Stated exercise: Copy, in full, each line of the material that holds the word "Выравнивание".

[Extracted data entries]
■ ■ ■ ■ ■ ■ ■

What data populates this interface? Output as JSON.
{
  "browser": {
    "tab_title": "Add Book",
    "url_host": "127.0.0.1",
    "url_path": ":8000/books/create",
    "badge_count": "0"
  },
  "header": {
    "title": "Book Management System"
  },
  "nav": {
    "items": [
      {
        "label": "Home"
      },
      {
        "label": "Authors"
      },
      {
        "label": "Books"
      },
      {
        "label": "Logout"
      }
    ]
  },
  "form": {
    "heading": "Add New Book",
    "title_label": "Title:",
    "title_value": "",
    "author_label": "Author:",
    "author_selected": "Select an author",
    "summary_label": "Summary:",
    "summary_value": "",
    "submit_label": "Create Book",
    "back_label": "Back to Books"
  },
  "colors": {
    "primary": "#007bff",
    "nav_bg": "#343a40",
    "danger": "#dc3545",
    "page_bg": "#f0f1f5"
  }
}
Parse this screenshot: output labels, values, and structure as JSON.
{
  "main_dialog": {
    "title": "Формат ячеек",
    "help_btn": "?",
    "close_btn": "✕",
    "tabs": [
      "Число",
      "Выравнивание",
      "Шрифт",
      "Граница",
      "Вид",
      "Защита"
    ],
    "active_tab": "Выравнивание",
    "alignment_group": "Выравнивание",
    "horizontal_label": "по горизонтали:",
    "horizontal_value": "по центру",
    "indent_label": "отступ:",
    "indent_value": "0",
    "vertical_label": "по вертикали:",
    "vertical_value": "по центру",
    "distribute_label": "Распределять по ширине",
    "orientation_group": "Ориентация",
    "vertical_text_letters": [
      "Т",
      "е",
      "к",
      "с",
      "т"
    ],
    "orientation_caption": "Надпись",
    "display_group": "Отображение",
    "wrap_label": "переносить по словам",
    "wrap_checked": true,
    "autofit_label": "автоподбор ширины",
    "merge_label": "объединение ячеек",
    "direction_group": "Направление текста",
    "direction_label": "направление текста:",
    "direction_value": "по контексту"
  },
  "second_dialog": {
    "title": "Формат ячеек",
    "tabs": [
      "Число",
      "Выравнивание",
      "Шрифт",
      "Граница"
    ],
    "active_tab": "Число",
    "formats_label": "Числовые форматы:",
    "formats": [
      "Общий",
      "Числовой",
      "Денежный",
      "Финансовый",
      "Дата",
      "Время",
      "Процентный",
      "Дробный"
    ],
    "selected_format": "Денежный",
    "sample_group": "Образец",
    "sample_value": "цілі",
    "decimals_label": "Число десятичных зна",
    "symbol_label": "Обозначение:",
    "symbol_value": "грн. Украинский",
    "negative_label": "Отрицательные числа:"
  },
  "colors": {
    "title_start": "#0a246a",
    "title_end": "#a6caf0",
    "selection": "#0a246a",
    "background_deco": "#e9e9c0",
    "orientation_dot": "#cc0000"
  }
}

■ ■ ■ ■ ■ ■ ■

Answer:
      "Выравнивание",
    "active_tab": "Выравнивание",
    "alignment_group": "Выравнивание",
      "Выравнивание",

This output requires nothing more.